* Goal of the exercise: The entries below contain pictures. Retype everything except those pictures, exactly as given.
++++ Entries supplied
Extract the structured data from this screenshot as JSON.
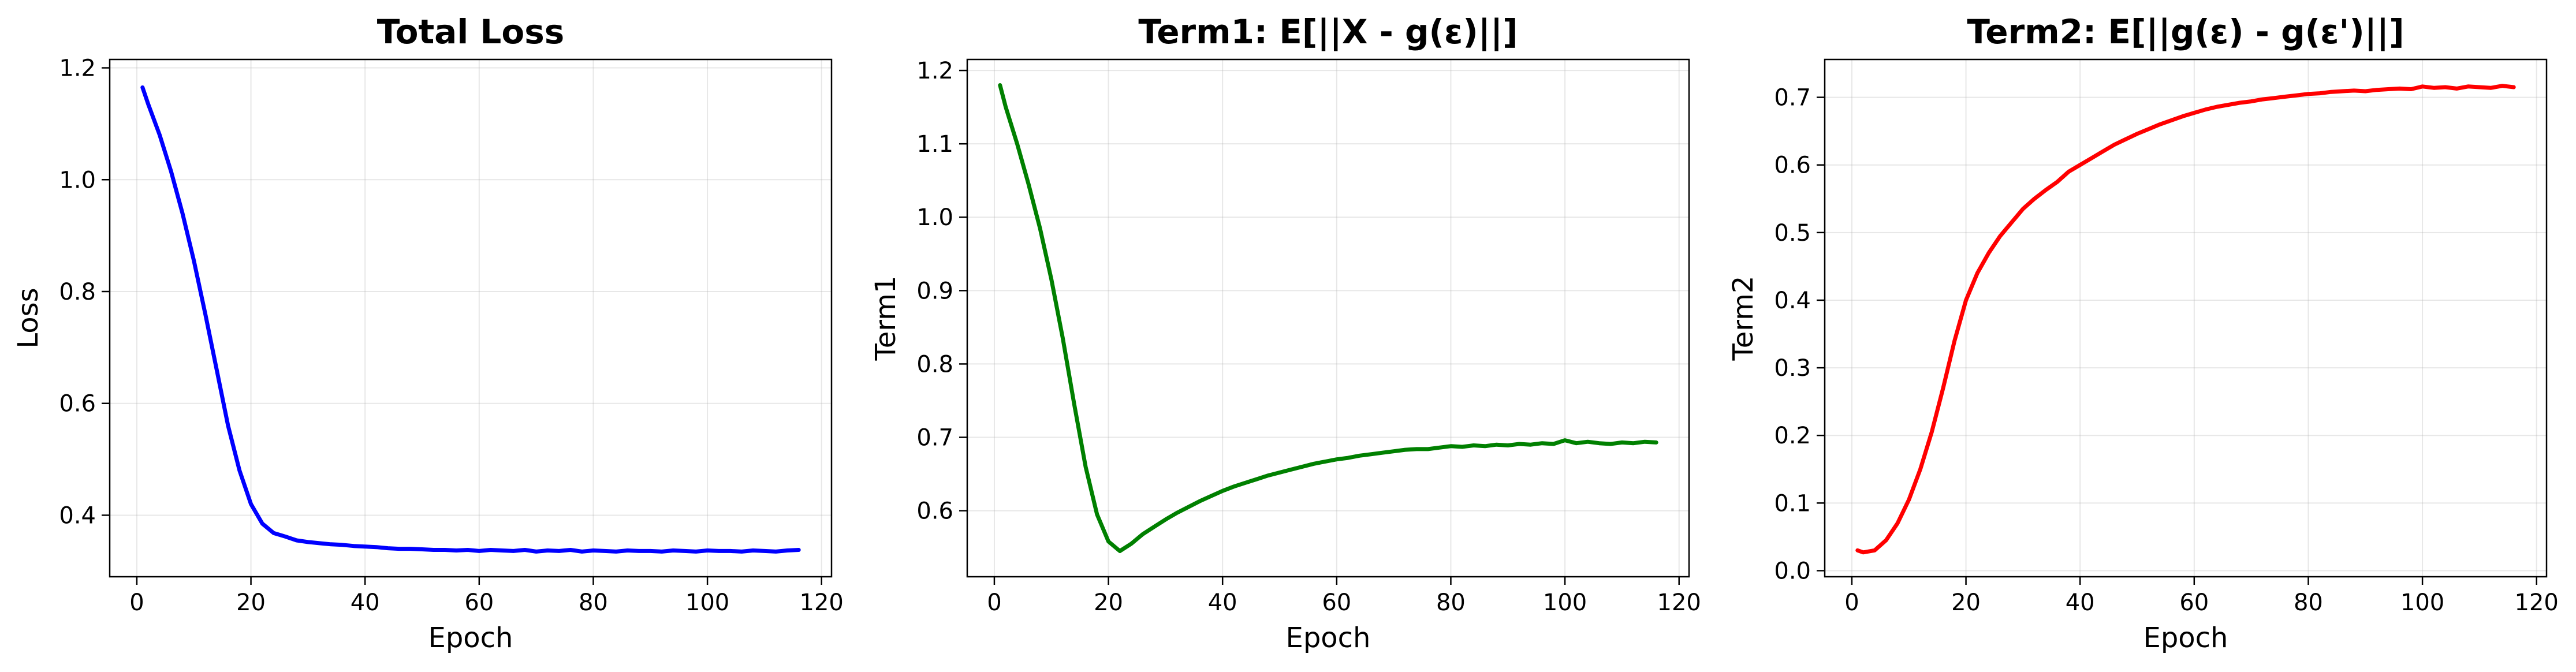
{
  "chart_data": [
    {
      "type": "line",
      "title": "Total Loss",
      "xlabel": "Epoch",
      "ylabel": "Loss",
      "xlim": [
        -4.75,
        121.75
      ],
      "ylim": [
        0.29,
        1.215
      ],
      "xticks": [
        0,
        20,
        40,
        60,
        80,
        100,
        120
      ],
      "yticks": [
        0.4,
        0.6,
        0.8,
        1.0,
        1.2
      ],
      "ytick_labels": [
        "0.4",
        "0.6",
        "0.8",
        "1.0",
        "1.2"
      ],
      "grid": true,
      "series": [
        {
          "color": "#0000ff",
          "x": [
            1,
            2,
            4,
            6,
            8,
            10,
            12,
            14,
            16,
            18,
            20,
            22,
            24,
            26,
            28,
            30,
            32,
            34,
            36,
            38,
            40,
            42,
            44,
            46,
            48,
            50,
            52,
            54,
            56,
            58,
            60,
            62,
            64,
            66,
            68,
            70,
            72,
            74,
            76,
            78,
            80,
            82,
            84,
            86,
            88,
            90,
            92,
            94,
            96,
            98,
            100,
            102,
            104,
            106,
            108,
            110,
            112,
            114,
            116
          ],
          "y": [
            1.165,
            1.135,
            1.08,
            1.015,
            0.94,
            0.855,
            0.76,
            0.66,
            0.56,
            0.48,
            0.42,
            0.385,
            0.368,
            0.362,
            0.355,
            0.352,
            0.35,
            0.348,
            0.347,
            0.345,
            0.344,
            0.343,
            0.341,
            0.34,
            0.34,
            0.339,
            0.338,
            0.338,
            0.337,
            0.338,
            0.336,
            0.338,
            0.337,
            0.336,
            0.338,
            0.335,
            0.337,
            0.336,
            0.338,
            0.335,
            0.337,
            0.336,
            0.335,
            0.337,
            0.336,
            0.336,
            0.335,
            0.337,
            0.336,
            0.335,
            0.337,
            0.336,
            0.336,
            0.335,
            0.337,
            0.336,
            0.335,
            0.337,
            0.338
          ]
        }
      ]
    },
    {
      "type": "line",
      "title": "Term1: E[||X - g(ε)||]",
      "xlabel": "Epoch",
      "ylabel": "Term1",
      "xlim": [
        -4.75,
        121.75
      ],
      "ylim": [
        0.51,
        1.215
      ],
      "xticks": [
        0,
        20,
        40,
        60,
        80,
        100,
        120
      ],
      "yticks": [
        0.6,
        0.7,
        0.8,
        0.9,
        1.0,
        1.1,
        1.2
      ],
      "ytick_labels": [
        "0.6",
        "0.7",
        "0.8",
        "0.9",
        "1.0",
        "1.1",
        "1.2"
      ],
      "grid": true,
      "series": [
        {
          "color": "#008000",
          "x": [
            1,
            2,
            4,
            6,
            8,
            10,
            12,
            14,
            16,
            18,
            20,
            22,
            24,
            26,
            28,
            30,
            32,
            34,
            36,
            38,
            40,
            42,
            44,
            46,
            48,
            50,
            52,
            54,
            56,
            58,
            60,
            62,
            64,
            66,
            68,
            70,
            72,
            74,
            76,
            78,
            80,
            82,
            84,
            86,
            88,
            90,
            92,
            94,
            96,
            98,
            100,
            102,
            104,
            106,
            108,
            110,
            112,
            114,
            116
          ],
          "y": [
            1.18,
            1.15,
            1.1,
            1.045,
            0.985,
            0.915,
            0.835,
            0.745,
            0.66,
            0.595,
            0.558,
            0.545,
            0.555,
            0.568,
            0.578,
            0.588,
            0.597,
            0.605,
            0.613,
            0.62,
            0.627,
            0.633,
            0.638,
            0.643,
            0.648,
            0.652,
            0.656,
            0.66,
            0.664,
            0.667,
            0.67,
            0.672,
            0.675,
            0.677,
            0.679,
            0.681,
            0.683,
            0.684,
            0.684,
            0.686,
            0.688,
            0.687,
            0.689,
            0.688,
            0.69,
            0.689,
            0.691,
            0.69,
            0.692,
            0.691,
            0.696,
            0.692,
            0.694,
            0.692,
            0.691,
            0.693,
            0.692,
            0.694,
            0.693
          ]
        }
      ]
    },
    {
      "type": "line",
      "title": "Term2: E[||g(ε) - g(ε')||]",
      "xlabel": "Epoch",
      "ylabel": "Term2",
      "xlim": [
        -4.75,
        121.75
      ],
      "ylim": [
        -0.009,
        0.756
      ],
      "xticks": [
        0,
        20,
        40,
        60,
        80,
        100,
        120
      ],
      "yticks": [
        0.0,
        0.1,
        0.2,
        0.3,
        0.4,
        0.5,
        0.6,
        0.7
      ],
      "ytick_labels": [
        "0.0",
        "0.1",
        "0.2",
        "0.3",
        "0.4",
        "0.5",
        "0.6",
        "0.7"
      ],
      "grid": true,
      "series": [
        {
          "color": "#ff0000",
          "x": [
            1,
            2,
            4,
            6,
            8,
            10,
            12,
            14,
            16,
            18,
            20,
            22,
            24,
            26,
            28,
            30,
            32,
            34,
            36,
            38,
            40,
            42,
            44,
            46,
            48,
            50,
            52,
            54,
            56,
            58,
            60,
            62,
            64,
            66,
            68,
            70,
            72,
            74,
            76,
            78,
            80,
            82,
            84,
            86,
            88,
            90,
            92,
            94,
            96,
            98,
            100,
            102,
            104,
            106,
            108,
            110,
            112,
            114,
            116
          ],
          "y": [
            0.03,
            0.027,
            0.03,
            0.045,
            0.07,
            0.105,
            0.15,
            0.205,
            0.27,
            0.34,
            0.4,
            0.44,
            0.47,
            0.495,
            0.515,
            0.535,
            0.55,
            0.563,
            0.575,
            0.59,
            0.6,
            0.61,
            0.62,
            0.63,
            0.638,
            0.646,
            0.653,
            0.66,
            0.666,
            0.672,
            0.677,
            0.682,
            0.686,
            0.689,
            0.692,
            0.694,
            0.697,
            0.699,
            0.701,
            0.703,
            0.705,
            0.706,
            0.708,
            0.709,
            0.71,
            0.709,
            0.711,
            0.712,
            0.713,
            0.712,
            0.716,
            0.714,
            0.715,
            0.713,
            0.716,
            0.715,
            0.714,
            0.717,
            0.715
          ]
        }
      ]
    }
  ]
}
++++++++
* Solved exercise:
Extract the structured data from this screenshot as JSON.
{
  "chart_data": [
    {
      "type": "line",
      "title": "Total Loss",
      "xlabel": "Epoch",
      "ylabel": "Loss",
      "xlim": [
        -4.75,
        121.75
      ],
      "ylim": [
        0.29,
        1.215
      ],
      "xticks": [
        0,
        20,
        40,
        60,
        80,
        100,
        120
      ],
      "yticks": [
        0.4,
        0.6,
        0.8,
        1.0,
        1.2
      ],
      "ytick_labels": [
        "0.4",
        "0.6",
        "0.8",
        "1.0",
        "1.2"
      ],
      "grid": true,
      "series": [
        {
          "color": "#0000ff",
          "x": [
            1,
            2,
            4,
            6,
            8,
            10,
            12,
            14,
            16,
            18,
            20,
            22,
            24,
            26,
            28,
            30,
            32,
            34,
            36,
            38,
            40,
            42,
            44,
            46,
            48,
            50,
            52,
            54,
            56,
            58,
            60,
            62,
            64,
            66,
            68,
            70,
            72,
            74,
            76,
            78,
            80,
            82,
            84,
            86,
            88,
            90,
            92,
            94,
            96,
            98,
            100,
            102,
            104,
            106,
            108,
            110,
            112,
            114,
            116
          ],
          "y": [
            1.165,
            1.135,
            1.08,
            1.015,
            0.94,
            0.855,
            0.76,
            0.66,
            0.56,
            0.48,
            0.42,
            0.385,
            0.368,
            0.362,
            0.355,
            0.352,
            0.35,
            0.348,
            0.347,
            0.345,
            0.344,
            0.343,
            0.341,
            0.34,
            0.34,
            0.339,
            0.338,
            0.338,
            0.337,
            0.338,
            0.336,
            0.338,
            0.337,
            0.336,
            0.338,
            0.335,
            0.337,
            0.336,
            0.338,
            0.335,
            0.337,
            0.336,
            0.335,
            0.337,
            0.336,
            0.336,
            0.335,
            0.337,
            0.336,
            0.335,
            0.337,
            0.336,
            0.336,
            0.335,
            0.337,
            0.336,
            0.335,
            0.337,
            0.338
          ]
        }
      ]
    },
    {
      "type": "line",
      "title": "Term1: E[||X - g(ε)||]",
      "xlabel": "Epoch",
      "ylabel": "Term1",
      "xlim": [
        -4.75,
        121.75
      ],
      "ylim": [
        0.51,
        1.215
      ],
      "xticks": [
        0,
        20,
        40,
        60,
        80,
        100,
        120
      ],
      "yticks": [
        0.6,
        0.7,
        0.8,
        0.9,
        1.0,
        1.1,
        1.2
      ],
      "ytick_labels": [
        "0.6",
        "0.7",
        "0.8",
        "0.9",
        "1.0",
        "1.1",
        "1.2"
      ],
      "grid": true,
      "series": [
        {
          "color": "#008000",
          "x": [
            1,
            2,
            4,
            6,
            8,
            10,
            12,
            14,
            16,
            18,
            20,
            22,
            24,
            26,
            28,
            30,
            32,
            34,
            36,
            38,
            40,
            42,
            44,
            46,
            48,
            50,
            52,
            54,
            56,
            58,
            60,
            62,
            64,
            66,
            68,
            70,
            72,
            74,
            76,
            78,
            80,
            82,
            84,
            86,
            88,
            90,
            92,
            94,
            96,
            98,
            100,
            102,
            104,
            106,
            108,
            110,
            112,
            114,
            116
          ],
          "y": [
            1.18,
            1.15,
            1.1,
            1.045,
            0.985,
            0.915,
            0.835,
            0.745,
            0.66,
            0.595,
            0.558,
            0.545,
            0.555,
            0.568,
            0.578,
            0.588,
            0.597,
            0.605,
            0.613,
            0.62,
            0.627,
            0.633,
            0.638,
            0.643,
            0.648,
            0.652,
            0.656,
            0.66,
            0.664,
            0.667,
            0.67,
            0.672,
            0.675,
            0.677,
            0.679,
            0.681,
            0.683,
            0.684,
            0.684,
            0.686,
            0.688,
            0.687,
            0.689,
            0.688,
            0.69,
            0.689,
            0.691,
            0.69,
            0.692,
            0.691,
            0.696,
            0.692,
            0.694,
            0.692,
            0.691,
            0.693,
            0.692,
            0.694,
            0.693
          ]
        }
      ]
    },
    {
      "type": "line",
      "title": "Term2: E[||g(ε) - g(ε')||]",
      "xlabel": "Epoch",
      "ylabel": "Term2",
      "xlim": [
        -4.75,
        121.75
      ],
      "ylim": [
        -0.009,
        0.756
      ],
      "xticks": [
        0,
        20,
        40,
        60,
        80,
        100,
        120
      ],
      "yticks": [
        0.0,
        0.1,
        0.2,
        0.3,
        0.4,
        0.5,
        0.6,
        0.7
      ],
      "ytick_labels": [
        "0.0",
        "0.1",
        "0.2",
        "0.3",
        "0.4",
        "0.5",
        "0.6",
        "0.7"
      ],
      "grid": true,
      "series": [
        {
          "color": "#ff0000",
          "x": [
            1,
            2,
            4,
            6,
            8,
            10,
            12,
            14,
            16,
            18,
            20,
            22,
            24,
            26,
            28,
            30,
            32,
            34,
            36,
            38,
            40,
            42,
            44,
            46,
            48,
            50,
            52,
            54,
            56,
            58,
            60,
            62,
            64,
            66,
            68,
            70,
            72,
            74,
            76,
            78,
            80,
            82,
            84,
            86,
            88,
            90,
            92,
            94,
            96,
            98,
            100,
            102,
            104,
            106,
            108,
            110,
            112,
            114,
            116
          ],
          "y": [
            0.03,
            0.027,
            0.03,
            0.045,
            0.07,
            0.105,
            0.15,
            0.205,
            0.27,
            0.34,
            0.4,
            0.44,
            0.47,
            0.495,
            0.515,
            0.535,
            0.55,
            0.563,
            0.575,
            0.59,
            0.6,
            0.61,
            0.62,
            0.63,
            0.638,
            0.646,
            0.653,
            0.66,
            0.666,
            0.672,
            0.677,
            0.682,
            0.686,
            0.689,
            0.692,
            0.694,
            0.697,
            0.699,
            0.701,
            0.703,
            0.705,
            0.706,
            0.708,
            0.709,
            0.71,
            0.709,
            0.711,
            0.712,
            0.713,
            0.712,
            0.716,
            0.714,
            0.715,
            0.713,
            0.716,
            0.715,
            0.714,
            0.717,
            0.715
          ]
        }
      ]
    }
  ]
}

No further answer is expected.